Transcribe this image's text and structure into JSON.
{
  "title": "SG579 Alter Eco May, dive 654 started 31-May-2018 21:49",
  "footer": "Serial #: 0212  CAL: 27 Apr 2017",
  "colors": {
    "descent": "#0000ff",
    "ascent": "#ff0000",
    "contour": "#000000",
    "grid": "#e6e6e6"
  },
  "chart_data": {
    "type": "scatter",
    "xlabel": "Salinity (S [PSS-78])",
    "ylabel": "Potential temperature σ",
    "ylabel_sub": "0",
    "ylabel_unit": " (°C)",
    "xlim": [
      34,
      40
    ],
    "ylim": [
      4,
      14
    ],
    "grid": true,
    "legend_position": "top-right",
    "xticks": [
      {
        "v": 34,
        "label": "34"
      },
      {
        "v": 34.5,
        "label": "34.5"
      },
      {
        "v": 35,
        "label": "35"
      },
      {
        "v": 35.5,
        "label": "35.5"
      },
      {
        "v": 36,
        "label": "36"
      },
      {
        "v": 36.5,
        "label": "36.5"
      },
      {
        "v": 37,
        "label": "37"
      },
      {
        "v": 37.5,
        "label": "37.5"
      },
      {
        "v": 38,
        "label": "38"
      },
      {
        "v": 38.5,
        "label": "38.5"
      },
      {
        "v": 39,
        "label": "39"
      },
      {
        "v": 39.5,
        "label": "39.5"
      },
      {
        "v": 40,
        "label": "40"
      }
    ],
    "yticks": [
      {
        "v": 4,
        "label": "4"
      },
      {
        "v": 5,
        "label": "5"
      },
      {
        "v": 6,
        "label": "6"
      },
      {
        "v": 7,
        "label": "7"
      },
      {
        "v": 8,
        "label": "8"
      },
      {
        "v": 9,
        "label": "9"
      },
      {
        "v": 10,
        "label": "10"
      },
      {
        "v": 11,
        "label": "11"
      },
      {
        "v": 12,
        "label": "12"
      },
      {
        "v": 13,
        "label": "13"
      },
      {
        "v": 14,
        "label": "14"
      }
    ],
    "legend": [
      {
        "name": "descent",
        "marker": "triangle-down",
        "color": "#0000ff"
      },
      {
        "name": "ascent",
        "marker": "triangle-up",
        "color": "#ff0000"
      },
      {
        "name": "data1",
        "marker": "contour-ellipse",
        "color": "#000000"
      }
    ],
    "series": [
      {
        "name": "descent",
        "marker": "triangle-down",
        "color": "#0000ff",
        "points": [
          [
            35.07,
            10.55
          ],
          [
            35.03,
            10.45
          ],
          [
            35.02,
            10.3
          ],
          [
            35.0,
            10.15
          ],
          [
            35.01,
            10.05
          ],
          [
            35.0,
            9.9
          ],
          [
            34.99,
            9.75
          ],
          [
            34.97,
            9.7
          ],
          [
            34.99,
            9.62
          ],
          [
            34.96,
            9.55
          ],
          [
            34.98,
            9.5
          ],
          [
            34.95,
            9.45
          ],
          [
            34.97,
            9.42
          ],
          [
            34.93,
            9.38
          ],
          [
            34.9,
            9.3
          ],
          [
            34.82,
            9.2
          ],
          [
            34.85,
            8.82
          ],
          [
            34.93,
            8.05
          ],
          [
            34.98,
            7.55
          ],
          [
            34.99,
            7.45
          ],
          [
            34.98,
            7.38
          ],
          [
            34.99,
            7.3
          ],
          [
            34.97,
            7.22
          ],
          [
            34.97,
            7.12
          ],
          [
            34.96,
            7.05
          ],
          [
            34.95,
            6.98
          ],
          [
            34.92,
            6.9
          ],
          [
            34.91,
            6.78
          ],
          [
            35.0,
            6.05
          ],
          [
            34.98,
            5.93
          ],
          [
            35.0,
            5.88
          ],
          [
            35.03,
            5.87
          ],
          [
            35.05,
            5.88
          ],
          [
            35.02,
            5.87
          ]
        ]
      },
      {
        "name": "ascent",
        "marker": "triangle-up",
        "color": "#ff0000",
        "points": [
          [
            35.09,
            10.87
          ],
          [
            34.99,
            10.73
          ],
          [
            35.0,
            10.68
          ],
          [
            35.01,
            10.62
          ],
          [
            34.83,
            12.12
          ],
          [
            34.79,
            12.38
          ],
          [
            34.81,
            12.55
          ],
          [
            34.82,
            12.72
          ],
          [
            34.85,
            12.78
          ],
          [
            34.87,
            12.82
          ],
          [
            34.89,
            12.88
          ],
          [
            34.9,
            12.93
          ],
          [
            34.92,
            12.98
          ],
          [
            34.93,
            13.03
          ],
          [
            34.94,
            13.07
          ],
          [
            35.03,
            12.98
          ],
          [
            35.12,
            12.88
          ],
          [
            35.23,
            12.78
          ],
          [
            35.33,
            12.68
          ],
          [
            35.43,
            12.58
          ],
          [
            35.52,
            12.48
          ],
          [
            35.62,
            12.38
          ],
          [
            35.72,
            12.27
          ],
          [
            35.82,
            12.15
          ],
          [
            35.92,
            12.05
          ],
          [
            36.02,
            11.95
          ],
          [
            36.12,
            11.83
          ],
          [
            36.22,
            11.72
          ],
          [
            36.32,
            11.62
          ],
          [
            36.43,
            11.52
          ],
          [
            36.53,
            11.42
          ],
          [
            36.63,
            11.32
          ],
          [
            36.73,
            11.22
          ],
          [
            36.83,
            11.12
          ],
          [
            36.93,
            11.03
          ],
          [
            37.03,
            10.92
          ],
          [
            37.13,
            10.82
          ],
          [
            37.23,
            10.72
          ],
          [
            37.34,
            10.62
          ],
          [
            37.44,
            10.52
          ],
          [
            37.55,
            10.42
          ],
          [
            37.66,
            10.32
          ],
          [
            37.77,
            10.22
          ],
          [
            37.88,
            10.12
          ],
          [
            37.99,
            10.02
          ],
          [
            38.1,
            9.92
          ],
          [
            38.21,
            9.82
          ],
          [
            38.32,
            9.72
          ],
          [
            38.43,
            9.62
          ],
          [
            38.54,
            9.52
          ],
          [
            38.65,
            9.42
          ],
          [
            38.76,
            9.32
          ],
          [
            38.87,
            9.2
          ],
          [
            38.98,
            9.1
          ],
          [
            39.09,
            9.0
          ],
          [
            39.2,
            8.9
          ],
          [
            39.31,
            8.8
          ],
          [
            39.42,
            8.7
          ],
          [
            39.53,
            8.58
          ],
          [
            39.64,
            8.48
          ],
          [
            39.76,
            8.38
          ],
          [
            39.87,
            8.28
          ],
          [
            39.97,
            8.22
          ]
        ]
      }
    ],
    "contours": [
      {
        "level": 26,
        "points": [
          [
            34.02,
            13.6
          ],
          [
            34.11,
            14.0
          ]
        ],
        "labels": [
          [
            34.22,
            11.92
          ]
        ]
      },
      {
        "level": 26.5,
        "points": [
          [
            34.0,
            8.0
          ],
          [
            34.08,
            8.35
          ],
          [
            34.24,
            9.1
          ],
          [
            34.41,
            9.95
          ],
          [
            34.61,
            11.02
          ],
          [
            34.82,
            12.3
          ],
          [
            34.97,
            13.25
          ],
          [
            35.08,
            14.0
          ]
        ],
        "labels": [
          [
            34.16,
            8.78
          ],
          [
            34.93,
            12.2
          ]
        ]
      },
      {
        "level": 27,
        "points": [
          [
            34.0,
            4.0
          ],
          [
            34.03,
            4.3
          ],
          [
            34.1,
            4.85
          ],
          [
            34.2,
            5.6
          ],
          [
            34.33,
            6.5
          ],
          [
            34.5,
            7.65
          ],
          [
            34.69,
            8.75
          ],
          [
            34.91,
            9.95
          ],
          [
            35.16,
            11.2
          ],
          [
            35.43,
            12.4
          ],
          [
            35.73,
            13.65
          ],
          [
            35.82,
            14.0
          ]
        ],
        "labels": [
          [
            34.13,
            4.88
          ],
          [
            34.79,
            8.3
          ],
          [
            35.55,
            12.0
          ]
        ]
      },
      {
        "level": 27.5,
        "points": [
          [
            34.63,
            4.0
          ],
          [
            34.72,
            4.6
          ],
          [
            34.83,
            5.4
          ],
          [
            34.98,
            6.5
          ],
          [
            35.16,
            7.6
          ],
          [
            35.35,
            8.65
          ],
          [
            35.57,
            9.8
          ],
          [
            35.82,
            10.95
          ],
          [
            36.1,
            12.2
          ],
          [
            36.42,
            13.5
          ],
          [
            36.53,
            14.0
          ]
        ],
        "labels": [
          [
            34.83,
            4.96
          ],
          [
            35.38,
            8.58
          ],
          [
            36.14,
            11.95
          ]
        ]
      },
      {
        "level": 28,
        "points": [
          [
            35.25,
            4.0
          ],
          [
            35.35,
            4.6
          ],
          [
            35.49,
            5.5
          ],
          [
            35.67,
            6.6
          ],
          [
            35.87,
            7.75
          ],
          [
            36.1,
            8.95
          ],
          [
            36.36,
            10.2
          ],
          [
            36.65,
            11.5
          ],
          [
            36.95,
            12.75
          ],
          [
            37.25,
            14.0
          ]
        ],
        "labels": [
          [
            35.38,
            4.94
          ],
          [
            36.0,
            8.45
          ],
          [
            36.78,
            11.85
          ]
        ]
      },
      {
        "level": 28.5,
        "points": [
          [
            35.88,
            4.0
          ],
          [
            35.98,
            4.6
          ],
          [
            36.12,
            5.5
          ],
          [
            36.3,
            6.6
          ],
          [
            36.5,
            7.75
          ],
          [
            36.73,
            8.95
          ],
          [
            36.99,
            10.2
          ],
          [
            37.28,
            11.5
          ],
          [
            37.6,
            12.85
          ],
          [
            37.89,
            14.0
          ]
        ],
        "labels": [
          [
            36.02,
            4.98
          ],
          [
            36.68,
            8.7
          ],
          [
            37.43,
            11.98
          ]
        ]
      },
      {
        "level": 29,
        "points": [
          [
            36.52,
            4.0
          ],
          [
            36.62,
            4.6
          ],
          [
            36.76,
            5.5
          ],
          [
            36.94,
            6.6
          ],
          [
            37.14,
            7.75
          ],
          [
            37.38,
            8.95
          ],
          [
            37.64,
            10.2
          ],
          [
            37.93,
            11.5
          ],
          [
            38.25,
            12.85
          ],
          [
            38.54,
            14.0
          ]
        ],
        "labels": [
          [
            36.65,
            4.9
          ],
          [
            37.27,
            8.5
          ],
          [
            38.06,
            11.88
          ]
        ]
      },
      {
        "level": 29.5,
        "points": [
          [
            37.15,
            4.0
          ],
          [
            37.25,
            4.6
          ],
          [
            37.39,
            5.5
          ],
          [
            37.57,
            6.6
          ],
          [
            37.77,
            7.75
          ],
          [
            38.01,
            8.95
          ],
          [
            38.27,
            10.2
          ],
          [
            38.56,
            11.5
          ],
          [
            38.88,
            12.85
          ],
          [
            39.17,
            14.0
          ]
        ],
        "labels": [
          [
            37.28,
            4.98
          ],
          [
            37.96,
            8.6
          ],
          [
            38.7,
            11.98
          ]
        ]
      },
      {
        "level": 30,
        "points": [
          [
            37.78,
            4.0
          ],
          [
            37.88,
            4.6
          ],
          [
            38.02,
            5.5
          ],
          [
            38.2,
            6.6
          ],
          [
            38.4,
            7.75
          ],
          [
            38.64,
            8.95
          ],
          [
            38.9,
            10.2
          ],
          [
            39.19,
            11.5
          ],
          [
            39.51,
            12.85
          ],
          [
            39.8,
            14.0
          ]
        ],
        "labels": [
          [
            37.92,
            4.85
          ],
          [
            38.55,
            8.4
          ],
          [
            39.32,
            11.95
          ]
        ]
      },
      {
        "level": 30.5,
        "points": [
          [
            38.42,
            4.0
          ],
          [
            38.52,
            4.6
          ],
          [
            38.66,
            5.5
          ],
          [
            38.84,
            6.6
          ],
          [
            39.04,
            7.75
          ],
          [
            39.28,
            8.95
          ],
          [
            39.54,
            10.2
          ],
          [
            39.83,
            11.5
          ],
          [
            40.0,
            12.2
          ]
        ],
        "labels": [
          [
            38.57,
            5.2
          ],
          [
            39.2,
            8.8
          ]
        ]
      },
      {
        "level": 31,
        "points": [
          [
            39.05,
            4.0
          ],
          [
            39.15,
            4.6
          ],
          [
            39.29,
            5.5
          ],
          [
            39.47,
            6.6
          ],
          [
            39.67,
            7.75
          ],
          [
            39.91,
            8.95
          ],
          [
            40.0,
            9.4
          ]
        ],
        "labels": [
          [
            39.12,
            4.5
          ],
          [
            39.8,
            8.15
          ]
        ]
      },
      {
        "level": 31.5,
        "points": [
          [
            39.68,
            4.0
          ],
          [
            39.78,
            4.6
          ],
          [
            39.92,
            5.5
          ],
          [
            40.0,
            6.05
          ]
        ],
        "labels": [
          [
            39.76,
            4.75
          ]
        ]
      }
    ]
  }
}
────────
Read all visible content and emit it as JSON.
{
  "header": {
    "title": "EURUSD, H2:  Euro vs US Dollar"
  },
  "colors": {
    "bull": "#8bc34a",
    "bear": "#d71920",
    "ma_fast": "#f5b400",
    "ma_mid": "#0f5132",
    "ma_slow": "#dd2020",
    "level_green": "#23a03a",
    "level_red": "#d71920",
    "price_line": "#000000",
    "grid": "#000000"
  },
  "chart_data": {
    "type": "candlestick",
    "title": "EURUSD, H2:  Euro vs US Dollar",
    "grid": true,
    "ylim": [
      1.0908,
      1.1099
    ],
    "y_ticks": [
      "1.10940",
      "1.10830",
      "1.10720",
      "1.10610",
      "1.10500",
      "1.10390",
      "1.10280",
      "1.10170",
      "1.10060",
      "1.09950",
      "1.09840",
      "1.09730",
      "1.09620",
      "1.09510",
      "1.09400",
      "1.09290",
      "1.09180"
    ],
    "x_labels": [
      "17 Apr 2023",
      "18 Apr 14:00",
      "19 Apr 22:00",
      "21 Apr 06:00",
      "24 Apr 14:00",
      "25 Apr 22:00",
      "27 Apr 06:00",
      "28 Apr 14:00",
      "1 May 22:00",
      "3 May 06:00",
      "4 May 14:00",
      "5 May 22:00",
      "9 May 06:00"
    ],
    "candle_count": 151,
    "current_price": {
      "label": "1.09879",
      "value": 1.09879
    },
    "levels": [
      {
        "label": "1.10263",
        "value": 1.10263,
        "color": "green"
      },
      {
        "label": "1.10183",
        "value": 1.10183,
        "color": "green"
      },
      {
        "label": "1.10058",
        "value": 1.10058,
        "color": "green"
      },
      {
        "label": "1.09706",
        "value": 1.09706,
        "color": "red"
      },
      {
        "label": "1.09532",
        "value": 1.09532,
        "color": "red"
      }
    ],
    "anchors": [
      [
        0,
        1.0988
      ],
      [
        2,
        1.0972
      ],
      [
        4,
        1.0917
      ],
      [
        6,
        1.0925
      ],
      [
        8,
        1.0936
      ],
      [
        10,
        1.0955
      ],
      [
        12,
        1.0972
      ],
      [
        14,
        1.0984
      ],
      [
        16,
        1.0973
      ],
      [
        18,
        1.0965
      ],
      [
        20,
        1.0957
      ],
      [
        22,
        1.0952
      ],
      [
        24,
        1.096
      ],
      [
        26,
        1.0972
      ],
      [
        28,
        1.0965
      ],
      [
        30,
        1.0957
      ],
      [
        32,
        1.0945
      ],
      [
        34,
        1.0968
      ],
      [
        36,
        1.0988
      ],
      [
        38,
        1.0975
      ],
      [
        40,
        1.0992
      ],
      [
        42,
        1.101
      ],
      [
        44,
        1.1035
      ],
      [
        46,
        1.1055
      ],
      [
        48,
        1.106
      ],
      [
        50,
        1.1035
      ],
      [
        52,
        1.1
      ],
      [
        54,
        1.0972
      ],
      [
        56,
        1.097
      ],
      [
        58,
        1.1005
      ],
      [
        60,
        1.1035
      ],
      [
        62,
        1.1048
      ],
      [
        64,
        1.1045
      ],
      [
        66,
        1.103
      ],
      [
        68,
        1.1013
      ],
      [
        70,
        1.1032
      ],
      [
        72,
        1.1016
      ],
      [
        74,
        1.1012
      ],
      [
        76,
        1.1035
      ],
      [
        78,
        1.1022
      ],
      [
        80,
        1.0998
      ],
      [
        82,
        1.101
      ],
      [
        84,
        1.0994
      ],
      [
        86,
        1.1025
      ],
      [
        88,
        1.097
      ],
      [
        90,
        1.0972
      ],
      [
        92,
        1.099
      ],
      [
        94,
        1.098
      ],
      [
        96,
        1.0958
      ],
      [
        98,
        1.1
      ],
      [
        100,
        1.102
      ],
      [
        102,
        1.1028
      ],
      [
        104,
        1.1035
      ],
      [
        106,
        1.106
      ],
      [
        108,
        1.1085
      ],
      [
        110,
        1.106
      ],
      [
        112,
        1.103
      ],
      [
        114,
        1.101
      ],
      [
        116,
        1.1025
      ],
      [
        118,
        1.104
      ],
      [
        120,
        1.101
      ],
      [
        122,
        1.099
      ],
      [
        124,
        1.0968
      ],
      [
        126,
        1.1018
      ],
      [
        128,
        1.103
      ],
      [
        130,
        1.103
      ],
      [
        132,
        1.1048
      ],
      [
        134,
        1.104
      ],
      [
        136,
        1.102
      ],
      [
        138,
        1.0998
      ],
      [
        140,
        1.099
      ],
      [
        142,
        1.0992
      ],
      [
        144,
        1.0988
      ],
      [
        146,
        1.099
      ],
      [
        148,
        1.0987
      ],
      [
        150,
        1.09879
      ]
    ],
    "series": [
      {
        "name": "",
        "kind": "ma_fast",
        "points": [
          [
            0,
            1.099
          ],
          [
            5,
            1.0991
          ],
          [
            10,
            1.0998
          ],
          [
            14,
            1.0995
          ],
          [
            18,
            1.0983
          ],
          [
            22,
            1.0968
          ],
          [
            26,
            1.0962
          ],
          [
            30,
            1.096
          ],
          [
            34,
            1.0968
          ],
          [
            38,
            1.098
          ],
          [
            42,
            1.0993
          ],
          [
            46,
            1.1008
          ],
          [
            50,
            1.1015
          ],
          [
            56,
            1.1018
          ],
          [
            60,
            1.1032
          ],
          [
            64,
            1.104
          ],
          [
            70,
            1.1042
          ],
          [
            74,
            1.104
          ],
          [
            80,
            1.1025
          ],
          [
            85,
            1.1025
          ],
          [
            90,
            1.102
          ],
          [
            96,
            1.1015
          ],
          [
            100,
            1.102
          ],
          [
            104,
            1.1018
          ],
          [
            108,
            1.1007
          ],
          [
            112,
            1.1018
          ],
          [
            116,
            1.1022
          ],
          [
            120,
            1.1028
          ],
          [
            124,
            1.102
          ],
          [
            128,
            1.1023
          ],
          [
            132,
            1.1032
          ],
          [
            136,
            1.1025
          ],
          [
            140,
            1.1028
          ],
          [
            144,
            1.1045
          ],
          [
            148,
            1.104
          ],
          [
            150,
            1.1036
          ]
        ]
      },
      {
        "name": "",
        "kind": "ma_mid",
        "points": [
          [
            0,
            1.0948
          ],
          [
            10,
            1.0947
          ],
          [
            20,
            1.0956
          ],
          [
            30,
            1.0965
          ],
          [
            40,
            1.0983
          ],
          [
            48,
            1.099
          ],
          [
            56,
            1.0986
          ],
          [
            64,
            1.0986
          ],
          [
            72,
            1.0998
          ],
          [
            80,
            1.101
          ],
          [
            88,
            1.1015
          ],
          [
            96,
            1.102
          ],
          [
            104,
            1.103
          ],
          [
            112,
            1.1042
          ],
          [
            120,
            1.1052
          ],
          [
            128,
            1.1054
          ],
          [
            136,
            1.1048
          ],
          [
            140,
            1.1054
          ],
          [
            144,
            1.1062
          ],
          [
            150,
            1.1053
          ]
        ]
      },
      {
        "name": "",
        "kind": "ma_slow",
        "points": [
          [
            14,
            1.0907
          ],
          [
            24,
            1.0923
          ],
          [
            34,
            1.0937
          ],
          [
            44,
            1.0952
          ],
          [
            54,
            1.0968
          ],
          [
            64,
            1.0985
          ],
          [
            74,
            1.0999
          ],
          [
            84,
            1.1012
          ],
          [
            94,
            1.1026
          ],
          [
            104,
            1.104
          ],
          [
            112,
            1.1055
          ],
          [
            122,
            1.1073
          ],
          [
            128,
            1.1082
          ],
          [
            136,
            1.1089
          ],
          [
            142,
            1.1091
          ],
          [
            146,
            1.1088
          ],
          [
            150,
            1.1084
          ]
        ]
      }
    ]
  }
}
────────
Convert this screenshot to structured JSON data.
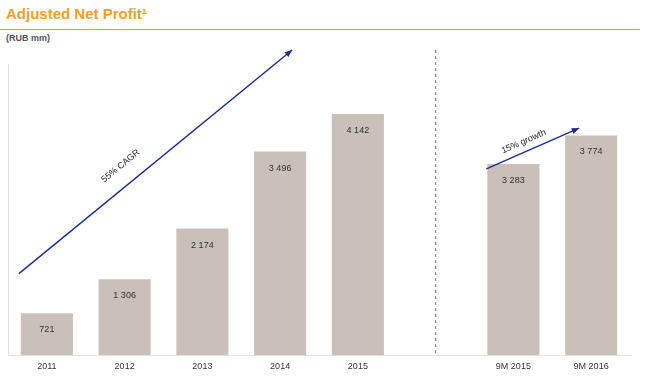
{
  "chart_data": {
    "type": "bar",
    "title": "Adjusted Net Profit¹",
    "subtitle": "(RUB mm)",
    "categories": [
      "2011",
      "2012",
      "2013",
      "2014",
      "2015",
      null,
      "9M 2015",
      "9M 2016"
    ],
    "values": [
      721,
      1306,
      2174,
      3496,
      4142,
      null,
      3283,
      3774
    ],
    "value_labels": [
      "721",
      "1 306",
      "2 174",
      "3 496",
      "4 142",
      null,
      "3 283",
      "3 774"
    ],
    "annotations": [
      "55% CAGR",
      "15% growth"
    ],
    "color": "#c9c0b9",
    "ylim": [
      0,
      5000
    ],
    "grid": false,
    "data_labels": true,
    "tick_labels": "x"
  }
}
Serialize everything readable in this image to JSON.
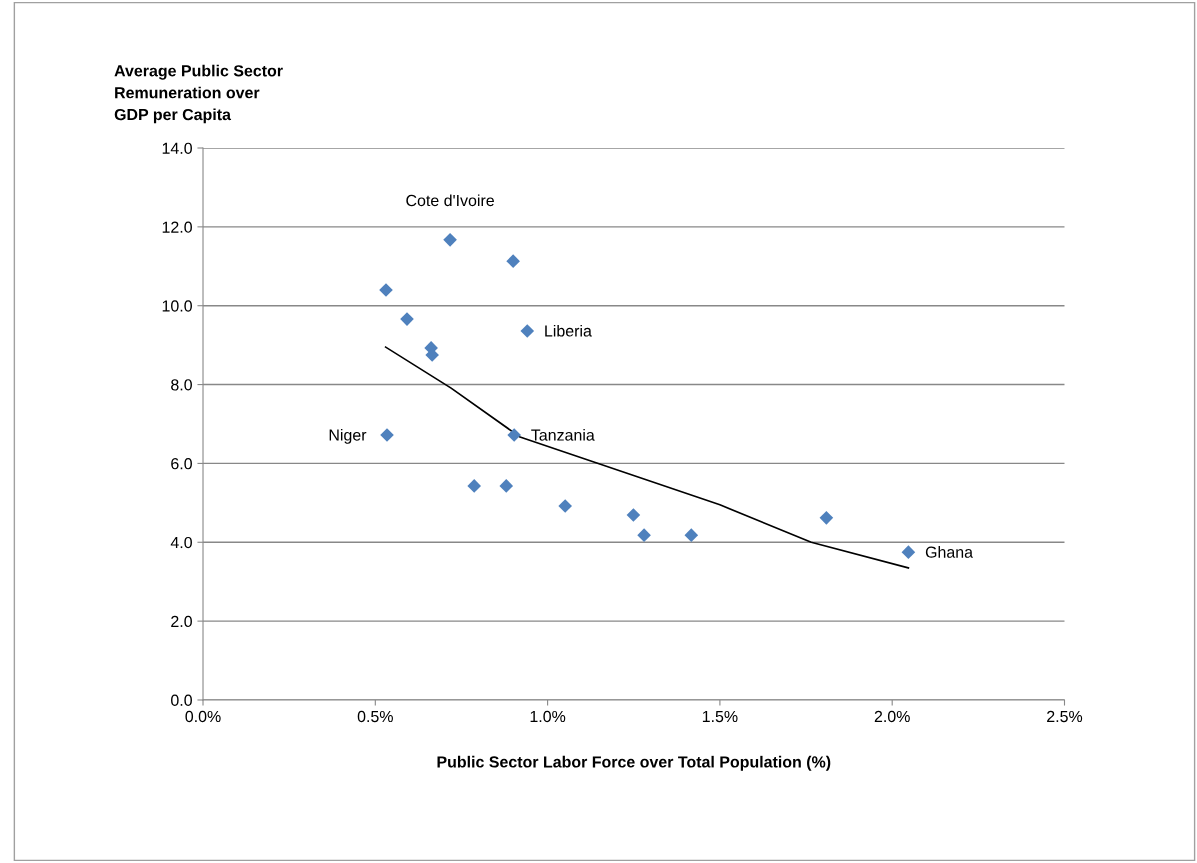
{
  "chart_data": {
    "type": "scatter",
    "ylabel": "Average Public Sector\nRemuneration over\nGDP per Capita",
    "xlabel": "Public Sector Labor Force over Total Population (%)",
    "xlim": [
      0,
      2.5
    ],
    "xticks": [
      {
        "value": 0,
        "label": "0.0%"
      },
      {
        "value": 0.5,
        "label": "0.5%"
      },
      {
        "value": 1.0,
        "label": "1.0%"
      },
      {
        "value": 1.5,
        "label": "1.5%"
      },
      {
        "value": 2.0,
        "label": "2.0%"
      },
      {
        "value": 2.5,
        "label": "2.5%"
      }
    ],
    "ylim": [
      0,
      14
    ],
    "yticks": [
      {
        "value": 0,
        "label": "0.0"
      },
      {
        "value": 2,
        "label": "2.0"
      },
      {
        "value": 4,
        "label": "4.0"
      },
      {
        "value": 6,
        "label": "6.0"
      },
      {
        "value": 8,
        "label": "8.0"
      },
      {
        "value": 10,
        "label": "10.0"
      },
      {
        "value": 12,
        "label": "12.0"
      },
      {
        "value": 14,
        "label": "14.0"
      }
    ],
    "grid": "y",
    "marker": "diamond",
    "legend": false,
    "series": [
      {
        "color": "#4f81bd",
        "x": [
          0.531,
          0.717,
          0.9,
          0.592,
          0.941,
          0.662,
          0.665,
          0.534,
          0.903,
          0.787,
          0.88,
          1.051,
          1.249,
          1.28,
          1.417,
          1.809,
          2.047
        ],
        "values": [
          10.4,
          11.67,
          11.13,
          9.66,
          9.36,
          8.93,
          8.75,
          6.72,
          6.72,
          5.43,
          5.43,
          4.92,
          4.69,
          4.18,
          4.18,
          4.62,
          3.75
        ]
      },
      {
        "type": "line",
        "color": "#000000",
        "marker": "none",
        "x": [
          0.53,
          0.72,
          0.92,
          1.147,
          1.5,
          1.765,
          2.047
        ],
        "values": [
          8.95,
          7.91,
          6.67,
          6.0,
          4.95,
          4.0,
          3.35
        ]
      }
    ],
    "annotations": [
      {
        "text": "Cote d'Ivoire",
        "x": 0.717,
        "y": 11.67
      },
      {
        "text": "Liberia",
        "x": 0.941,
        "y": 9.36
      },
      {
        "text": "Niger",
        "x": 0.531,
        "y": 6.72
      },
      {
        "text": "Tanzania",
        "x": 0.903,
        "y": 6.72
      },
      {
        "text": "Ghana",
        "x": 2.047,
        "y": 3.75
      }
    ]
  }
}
────────
__Directive__.
Write only the number of lines that include "Sector".

__Result below__.
2